• Record excerpts:

※ ※ ※

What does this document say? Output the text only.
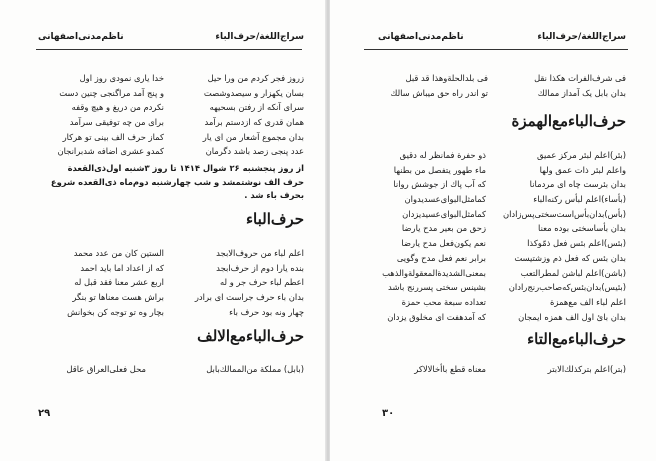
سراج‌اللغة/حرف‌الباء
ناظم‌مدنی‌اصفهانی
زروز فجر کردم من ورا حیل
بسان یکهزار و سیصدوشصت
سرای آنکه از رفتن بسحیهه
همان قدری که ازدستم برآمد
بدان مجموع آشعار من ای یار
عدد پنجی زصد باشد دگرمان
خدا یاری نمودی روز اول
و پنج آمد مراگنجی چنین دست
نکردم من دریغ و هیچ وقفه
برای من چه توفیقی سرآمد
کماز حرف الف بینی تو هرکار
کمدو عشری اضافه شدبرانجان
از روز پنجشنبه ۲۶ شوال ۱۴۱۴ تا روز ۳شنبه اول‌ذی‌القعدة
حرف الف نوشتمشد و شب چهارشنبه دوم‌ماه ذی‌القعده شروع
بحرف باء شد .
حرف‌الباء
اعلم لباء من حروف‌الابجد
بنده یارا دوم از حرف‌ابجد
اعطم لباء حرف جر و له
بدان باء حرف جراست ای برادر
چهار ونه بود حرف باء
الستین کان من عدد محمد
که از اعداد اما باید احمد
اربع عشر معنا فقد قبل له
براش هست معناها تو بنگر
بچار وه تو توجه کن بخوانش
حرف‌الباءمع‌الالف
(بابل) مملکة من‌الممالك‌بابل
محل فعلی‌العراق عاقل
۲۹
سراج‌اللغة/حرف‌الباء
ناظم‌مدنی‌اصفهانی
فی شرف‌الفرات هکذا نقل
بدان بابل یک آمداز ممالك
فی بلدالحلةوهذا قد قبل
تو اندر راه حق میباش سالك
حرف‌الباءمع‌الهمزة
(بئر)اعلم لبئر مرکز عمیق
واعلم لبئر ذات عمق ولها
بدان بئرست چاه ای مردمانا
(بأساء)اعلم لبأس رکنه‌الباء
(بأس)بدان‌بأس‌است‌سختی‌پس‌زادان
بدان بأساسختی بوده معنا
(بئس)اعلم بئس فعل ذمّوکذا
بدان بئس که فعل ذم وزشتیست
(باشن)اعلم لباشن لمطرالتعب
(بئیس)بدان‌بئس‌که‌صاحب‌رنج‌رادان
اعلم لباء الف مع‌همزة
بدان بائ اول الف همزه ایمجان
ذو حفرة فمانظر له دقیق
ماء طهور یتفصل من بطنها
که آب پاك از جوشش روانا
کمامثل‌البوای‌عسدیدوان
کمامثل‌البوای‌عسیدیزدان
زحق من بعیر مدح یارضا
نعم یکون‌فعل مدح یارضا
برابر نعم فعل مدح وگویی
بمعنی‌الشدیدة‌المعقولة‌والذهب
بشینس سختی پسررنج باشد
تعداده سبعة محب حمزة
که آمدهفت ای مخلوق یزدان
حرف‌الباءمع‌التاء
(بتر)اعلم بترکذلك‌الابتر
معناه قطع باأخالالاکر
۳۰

※ ※ ※

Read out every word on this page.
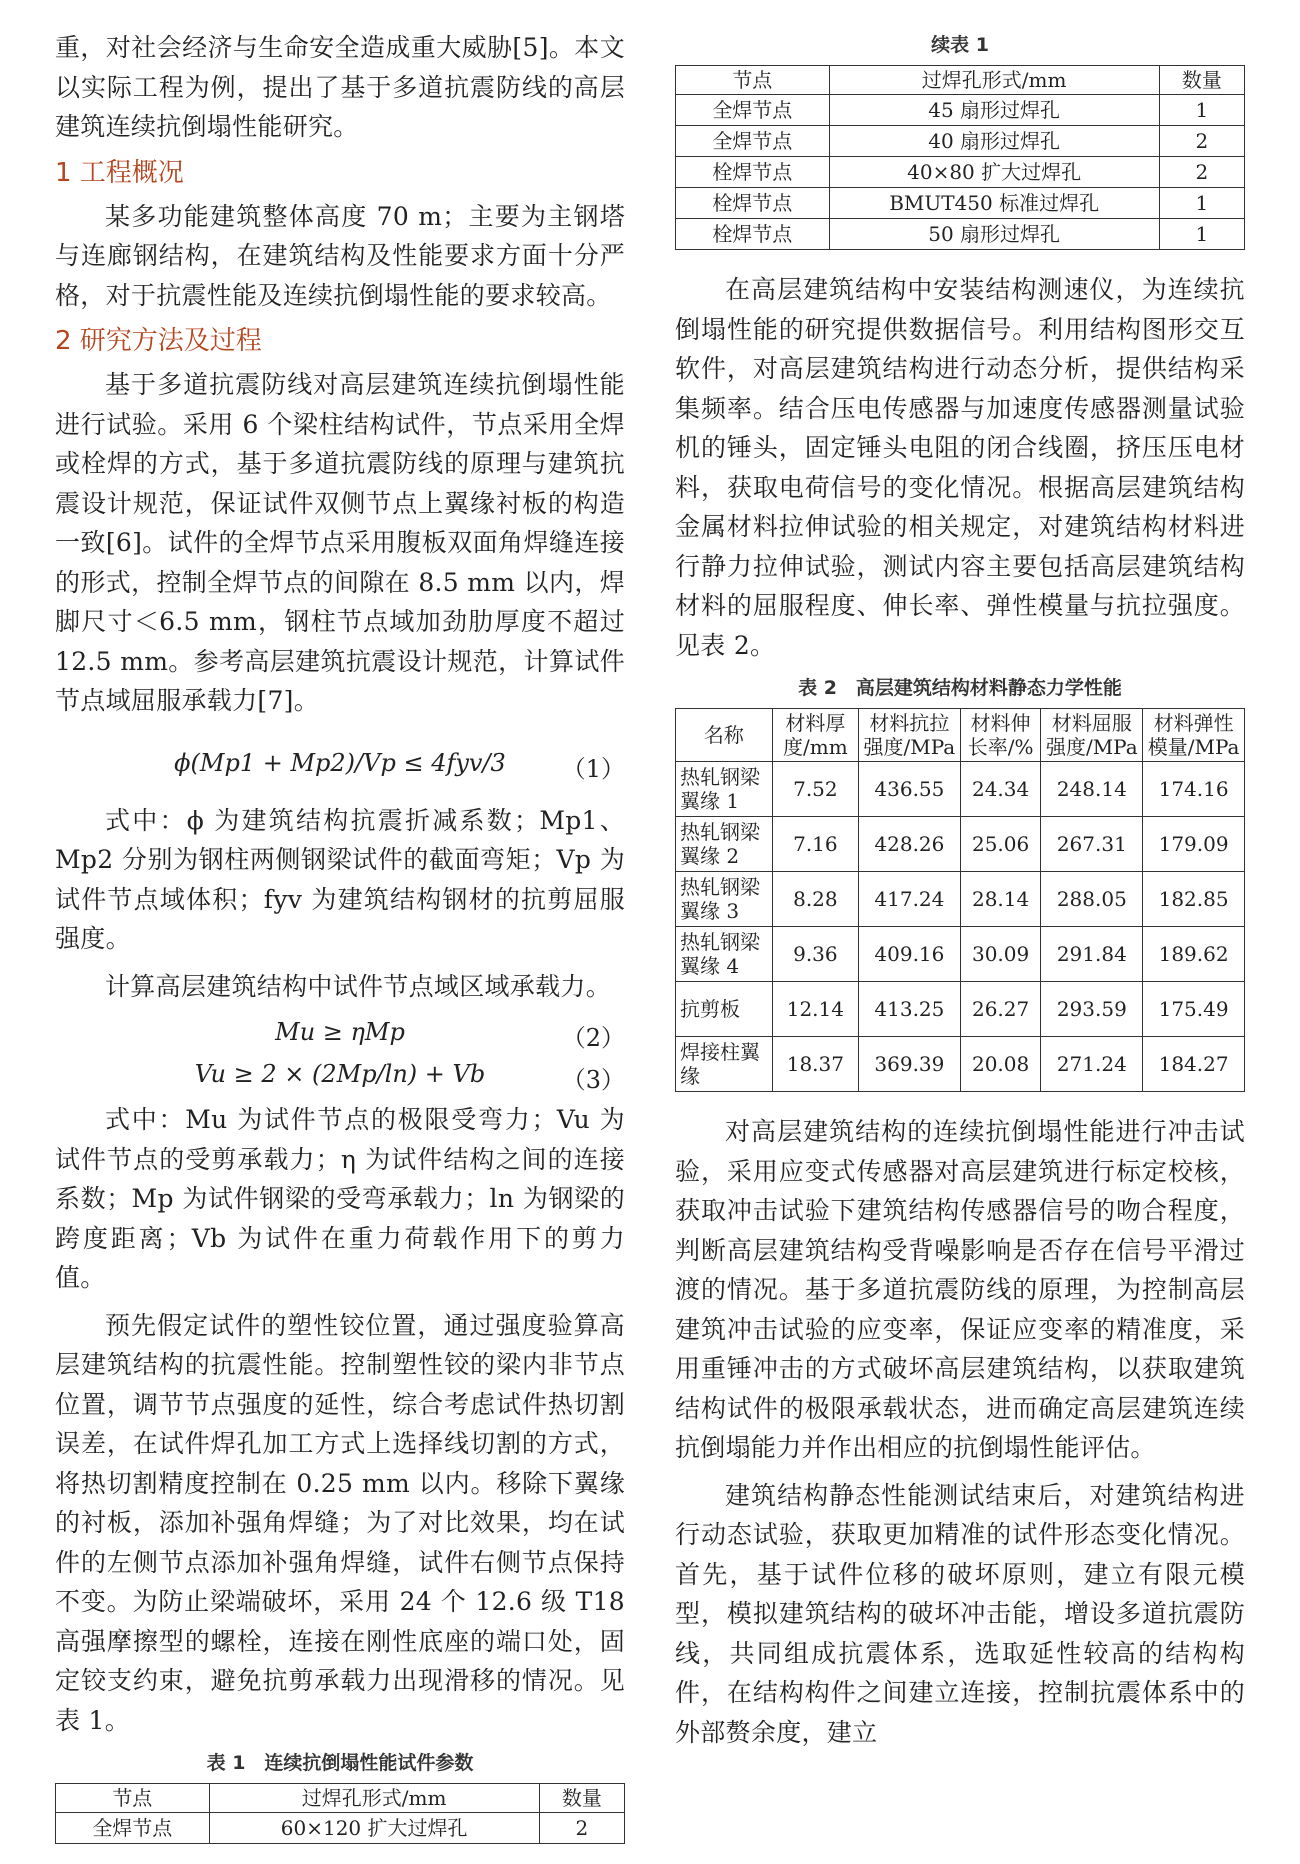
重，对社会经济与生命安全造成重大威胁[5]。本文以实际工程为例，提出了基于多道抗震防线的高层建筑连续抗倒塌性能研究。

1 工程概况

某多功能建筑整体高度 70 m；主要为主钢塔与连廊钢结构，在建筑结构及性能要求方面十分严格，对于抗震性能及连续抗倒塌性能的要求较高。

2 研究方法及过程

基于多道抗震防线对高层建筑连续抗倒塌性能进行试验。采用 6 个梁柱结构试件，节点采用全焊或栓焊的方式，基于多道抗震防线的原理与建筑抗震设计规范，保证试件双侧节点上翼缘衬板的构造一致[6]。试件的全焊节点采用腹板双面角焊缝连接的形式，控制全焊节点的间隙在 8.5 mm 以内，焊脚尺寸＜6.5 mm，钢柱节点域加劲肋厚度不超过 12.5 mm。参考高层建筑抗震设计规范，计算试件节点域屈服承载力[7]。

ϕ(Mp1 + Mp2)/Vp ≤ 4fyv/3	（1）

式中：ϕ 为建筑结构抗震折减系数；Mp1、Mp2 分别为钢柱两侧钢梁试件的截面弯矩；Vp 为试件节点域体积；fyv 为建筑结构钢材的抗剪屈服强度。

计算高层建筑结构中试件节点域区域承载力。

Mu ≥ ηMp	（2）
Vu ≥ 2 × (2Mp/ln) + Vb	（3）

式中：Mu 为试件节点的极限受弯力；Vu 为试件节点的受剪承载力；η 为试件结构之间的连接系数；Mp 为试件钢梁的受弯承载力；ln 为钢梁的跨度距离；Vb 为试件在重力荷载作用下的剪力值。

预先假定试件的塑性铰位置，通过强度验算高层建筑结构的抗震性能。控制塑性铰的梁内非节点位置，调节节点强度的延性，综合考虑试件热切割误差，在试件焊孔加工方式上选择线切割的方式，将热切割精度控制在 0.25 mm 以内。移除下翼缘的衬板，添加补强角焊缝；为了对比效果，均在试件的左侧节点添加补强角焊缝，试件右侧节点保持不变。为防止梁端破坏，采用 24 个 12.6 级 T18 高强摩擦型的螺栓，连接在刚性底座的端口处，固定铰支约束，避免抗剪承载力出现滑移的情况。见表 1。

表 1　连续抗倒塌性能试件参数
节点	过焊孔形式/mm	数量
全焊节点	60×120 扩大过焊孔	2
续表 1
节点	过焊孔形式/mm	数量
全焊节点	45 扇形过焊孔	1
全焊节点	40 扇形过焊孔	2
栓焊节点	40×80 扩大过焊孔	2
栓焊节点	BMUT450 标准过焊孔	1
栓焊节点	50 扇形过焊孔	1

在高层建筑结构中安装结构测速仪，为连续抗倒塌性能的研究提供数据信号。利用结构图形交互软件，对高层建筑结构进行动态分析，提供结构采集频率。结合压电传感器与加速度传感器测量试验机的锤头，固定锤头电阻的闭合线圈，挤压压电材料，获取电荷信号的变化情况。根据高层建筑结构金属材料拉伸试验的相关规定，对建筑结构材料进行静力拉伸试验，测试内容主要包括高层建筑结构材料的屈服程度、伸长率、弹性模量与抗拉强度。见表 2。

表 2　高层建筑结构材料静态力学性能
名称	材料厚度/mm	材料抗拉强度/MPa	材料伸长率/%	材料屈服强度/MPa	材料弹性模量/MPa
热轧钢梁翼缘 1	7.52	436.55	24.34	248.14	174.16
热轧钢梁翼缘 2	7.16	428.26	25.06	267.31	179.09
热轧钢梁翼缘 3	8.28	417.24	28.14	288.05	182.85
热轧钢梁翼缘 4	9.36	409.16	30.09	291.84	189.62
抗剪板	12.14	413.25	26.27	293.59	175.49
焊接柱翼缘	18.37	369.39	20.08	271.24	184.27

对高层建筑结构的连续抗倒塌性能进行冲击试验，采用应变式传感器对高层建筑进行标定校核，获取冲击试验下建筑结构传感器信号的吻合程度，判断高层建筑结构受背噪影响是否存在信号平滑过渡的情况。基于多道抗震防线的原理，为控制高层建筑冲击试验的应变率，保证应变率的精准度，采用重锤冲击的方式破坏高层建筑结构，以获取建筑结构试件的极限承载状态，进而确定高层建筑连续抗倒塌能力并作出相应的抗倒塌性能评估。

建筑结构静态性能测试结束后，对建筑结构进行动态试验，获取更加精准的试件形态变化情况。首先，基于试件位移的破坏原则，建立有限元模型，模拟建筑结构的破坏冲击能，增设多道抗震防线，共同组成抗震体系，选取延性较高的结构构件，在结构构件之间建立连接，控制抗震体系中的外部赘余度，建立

※ ※ ※

• Task statement:
Say how many lines include the word "الباءمع"; reply with the number alone.

• The output:
3